-- START OF DATA ENTRIES --

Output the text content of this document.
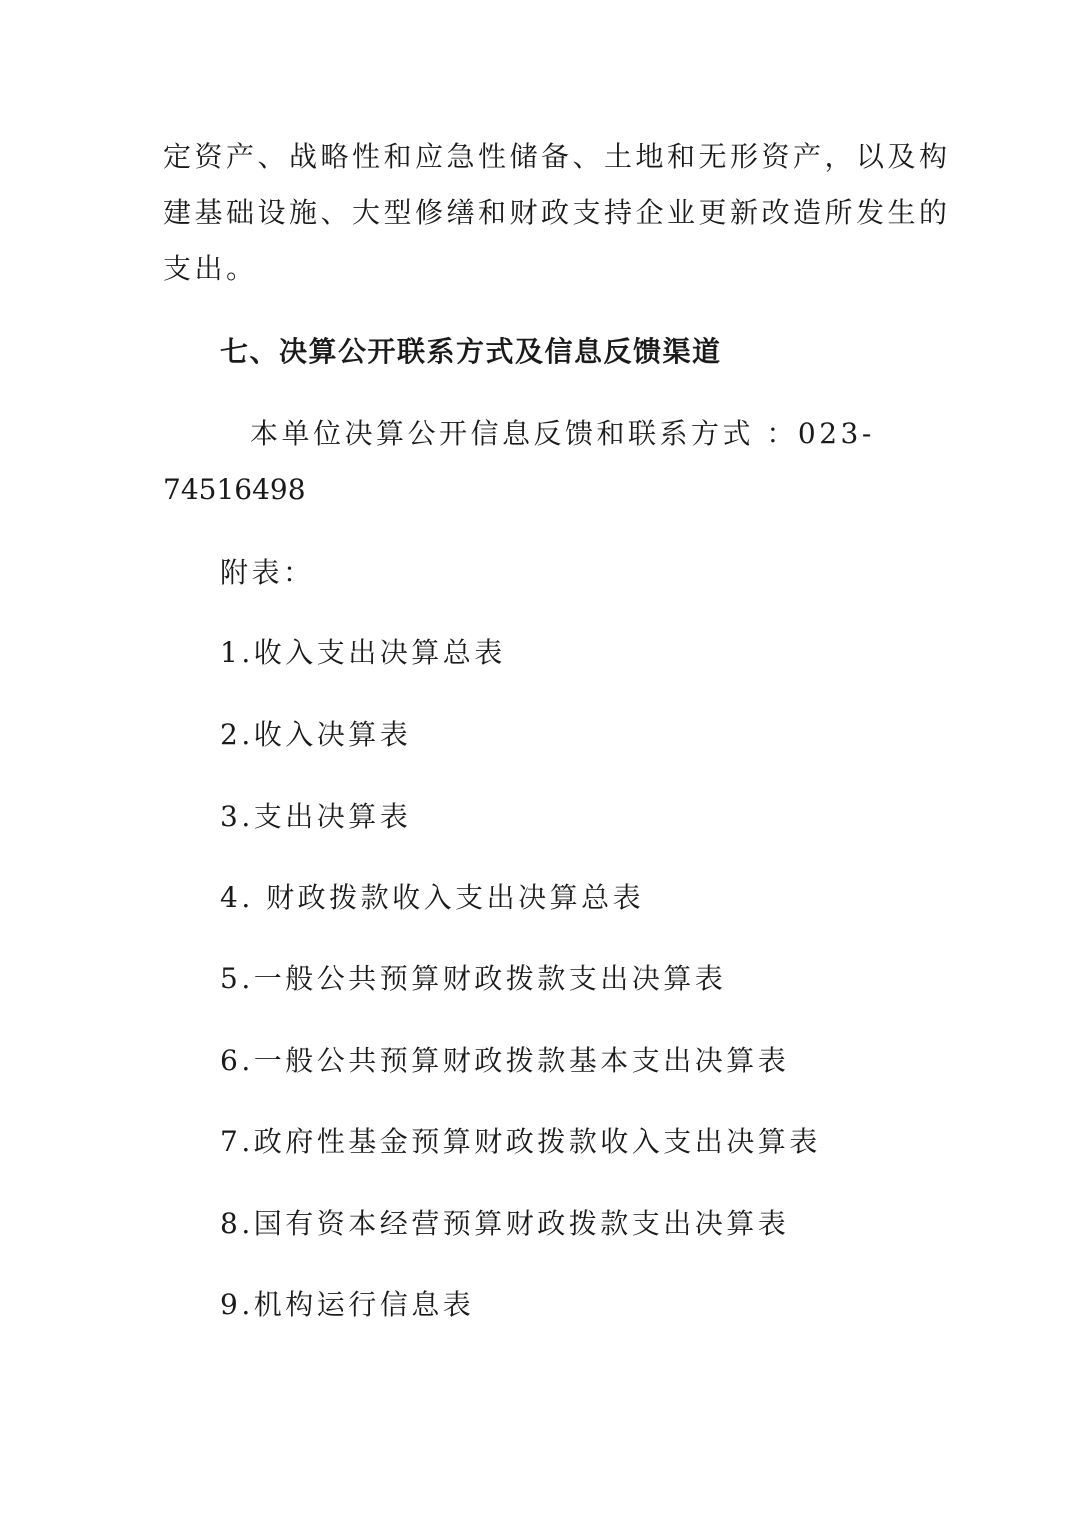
定资产、战略性和应急性储备、土地和无形资产，以及构
建基础设施、大型修缮和财政支持企业更新改造所发生的
支出。
七、决算公开联系方式及信息反馈渠道
本单位决算公开信息反馈和联系方式 ：023-
74516498
附表：
1.收入支出决算总表
2.收入决算表
3.支出决算表
4. 财政拨款收入支出决算总表
5.一般公共预算财政拨款支出决算表
6.一般公共预算财政拨款基本支出决算表
7.政府性基金预算财政拨款收入支出决算表
8.国有资本经营预算财政拨款支出决算表
9.机构运行信息表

-- END OF DATA ENTRIES --

WHAT IS EXPECTED: Quote all the lines above exactly as given. Do not include the pictures.

EXERCISE SOLUTION:
Output the text content of this document.
定资产、战略性和应急性储备、土地和无形资产，以及构
建基础设施、大型修缮和财政支持企业更新改造所发生的
支出。
七、决算公开联系方式及信息反馈渠道
本单位决算公开信息反馈和联系方式 ：023-
74516498
附表：
1.收入支出决算总表
2.收入决算表
3.支出决算表
4. 财政拨款收入支出决算总表
5.一般公共预算财政拨款支出决算表
6.一般公共预算财政拨款基本支出决算表
7.政府性基金预算财政拨款收入支出决算表
8.国有资本经营预算财政拨款支出决算表
9.机构运行信息表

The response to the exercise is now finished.